=== WORK INSTRUCTIONS ===
Every line containing the word "value" is to be copied from the data below.

(Stored dataset items)
____
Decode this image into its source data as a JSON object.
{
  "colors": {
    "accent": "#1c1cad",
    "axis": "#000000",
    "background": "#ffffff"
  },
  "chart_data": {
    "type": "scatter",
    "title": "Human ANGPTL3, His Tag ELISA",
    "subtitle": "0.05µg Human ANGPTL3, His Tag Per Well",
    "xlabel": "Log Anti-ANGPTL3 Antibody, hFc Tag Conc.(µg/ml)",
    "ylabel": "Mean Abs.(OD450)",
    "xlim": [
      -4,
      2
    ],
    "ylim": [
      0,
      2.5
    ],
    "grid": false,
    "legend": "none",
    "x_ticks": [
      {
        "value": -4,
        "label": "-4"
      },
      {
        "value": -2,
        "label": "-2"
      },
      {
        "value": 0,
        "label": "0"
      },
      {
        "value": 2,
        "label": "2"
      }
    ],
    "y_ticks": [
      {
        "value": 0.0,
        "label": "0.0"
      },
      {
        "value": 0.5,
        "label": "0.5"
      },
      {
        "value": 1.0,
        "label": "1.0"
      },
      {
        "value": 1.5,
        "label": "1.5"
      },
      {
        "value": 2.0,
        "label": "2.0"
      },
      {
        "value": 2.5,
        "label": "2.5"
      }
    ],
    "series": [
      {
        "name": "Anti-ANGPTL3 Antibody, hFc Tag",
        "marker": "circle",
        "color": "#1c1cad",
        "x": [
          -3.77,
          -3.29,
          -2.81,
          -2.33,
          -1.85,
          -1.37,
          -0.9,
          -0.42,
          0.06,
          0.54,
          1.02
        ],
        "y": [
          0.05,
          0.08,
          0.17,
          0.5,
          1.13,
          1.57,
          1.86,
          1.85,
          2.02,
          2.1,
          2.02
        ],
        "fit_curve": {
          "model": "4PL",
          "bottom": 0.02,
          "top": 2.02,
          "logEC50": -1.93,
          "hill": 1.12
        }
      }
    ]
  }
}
____
=== EXERCISE ANSWER ===
        "value": -4,
        "value": -2,
        "value": 0,
        "value": 2,
        "value": 0.0,
        "value": 0.5,
        "value": 1.0,
        "value": 1.5,
        "value": 2.0,
        "value": 2.5,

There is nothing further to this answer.